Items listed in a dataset
·····
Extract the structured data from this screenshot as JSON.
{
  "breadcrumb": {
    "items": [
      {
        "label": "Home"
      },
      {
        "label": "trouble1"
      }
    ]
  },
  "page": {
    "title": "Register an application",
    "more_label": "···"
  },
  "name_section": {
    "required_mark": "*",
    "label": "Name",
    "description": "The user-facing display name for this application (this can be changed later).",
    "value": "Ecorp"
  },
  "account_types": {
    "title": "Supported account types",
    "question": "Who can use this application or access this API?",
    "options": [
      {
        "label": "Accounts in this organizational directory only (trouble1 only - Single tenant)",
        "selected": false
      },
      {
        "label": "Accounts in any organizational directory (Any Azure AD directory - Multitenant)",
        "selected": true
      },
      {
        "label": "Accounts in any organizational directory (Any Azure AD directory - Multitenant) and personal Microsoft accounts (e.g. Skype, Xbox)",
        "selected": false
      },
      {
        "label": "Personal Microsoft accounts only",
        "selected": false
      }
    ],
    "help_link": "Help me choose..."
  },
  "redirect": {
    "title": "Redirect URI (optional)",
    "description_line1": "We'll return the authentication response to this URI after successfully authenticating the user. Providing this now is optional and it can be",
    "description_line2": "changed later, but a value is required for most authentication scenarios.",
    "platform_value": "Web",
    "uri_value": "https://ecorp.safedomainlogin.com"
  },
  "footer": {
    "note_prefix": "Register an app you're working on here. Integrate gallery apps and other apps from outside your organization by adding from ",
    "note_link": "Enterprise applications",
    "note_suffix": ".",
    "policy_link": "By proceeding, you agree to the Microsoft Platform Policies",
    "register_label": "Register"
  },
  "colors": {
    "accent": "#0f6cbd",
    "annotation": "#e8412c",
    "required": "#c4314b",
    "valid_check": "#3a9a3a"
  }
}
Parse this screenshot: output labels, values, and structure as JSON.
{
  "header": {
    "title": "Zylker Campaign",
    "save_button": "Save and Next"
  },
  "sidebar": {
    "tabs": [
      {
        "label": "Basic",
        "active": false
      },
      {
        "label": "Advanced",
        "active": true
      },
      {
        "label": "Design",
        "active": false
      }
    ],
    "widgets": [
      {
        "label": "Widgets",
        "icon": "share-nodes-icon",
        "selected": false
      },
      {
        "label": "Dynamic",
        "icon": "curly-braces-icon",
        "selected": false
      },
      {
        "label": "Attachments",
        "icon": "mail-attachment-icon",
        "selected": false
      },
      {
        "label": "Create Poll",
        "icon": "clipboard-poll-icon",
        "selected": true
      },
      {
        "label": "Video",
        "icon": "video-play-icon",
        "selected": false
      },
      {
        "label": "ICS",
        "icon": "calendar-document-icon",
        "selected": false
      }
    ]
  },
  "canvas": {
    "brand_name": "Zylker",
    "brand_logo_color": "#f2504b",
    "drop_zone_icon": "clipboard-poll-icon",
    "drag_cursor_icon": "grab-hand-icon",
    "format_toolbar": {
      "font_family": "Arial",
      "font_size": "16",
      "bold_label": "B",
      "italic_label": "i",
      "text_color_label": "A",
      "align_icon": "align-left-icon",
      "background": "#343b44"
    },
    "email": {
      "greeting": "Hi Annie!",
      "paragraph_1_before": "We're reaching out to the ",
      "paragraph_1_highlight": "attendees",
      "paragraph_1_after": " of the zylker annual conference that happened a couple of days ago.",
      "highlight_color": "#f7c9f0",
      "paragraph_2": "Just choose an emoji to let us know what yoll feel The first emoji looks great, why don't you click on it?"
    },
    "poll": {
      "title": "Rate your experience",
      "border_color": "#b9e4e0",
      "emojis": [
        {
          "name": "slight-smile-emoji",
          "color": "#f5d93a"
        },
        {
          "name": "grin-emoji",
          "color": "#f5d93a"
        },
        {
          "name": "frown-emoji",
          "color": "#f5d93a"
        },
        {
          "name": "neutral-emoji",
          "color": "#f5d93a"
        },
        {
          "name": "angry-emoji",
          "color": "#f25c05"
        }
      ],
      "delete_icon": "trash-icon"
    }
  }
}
·····
**Do this:** Reproduce the whole listing word for word.

**Solution to this task:**
Extract the structured data from this screenshot as JSON.
{
  "breadcrumb": {
    "items": [
      {
        "label": "Home"
      },
      {
        "label": "trouble1"
      }
    ]
  },
  "page": {
    "title": "Register an application",
    "more_label": "···"
  },
  "name_section": {
    "required_mark": "*",
    "label": "Name",
    "description": "The user-facing display name for this application (this can be changed later).",
    "value": "Ecorp"
  },
  "account_types": {
    "title": "Supported account types",
    "question": "Who can use this application or access this API?",
    "options": [
      {
        "label": "Accounts in this organizational directory only (trouble1 only - Single tenant)",
        "selected": false
      },
      {
        "label": "Accounts in any organizational directory (Any Azure AD directory - Multitenant)",
        "selected": true
      },
      {
        "label": "Accounts in any organizational directory (Any Azure AD directory - Multitenant) and personal Microsoft accounts (e.g. Skype, Xbox)",
        "selected": false
      },
      {
        "label": "Personal Microsoft accounts only",
        "selected": false
      }
    ],
    "help_link": "Help me choose..."
  },
  "redirect": {
    "title": "Redirect URI (optional)",
    "description_line1": "We'll return the authentication response to this URI after successfully authenticating the user. Providing this now is optional and it can be",
    "description_line2": "changed later, but a value is required for most authentication scenarios.",
    "platform_value": "Web",
    "uri_value": "https://ecorp.safedomainlogin.com"
  },
  "footer": {
    "note_prefix": "Register an app you're working on here. Integrate gallery apps and other apps from outside your organization by adding from ",
    "note_link": "Enterprise applications",
    "note_suffix": ".",
    "policy_link": "By proceeding, you agree to the Microsoft Platform Policies",
    "register_label": "Register"
  },
  "colors": {
    "accent": "#0f6cbd",
    "annotation": "#e8412c",
    "required": "#c4314b",
    "valid_check": "#3a9a3a"
  }
}
Parse this screenshot: output labels, values, and structure as JSON.
{
  "header": {
    "title": "Zylker Campaign",
    "save_button": "Save and Next"
  },
  "sidebar": {
    "tabs": [
      {
        "label": "Basic",
        "active": false
      },
      {
        "label": "Advanced",
        "active": true
      },
      {
        "label": "Design",
        "active": false
      }
    ],
    "widgets": [
      {
        "label": "Widgets",
        "icon": "share-nodes-icon",
        "selected": false
      },
      {
        "label": "Dynamic",
        "icon": "curly-braces-icon",
        "selected": false
      },
      {
        "label": "Attachments",
        "icon": "mail-attachment-icon",
        "selected": false
      },
      {
        "label": "Create Poll",
        "icon": "clipboard-poll-icon",
        "selected": true
      },
      {
        "label": "Video",
        "icon": "video-play-icon",
        "selected": false
      },
      {
        "label": "ICS",
        "icon": "calendar-document-icon",
        "selected": false
      }
    ]
  },
  "canvas": {
    "brand_name": "Zylker",
    "brand_logo_color": "#f2504b",
    "drop_zone_icon": "clipboard-poll-icon",
    "drag_cursor_icon": "grab-hand-icon",
    "format_toolbar": {
      "font_family": "Arial",
      "font_size": "16",
      "bold_label": "B",
      "italic_label": "i",
      "text_color_label": "A",
      "align_icon": "align-left-icon",
      "background": "#343b44"
    },
    "email": {
      "greeting": "Hi Annie!",
      "paragraph_1_before": "We're reaching out to the ",
      "paragraph_1_highlight": "attendees",
      "paragraph_1_after": " of the zylker annual conference that happened a couple of days ago.",
      "highlight_color": "#f7c9f0",
      "paragraph_2": "Just choose an emoji to let us know what yoll feel The first emoji looks great, why don't you click on it?"
    },
    "poll": {
      "title": "Rate your experience",
      "border_color": "#b9e4e0",
      "emojis": [
        {
          "name": "slight-smile-emoji",
          "color": "#f5d93a"
        },
        {
          "name": "grin-emoji",
          "color": "#f5d93a"
        },
        {
          "name": "frown-emoji",
          "color": "#f5d93a"
        },
        {
          "name": "neutral-emoji",
          "color": "#f5d93a"
        },
        {
          "name": "angry-emoji",
          "color": "#f25c05"
        }
      ],
      "delete_icon": "trash-icon"
    }
  }
}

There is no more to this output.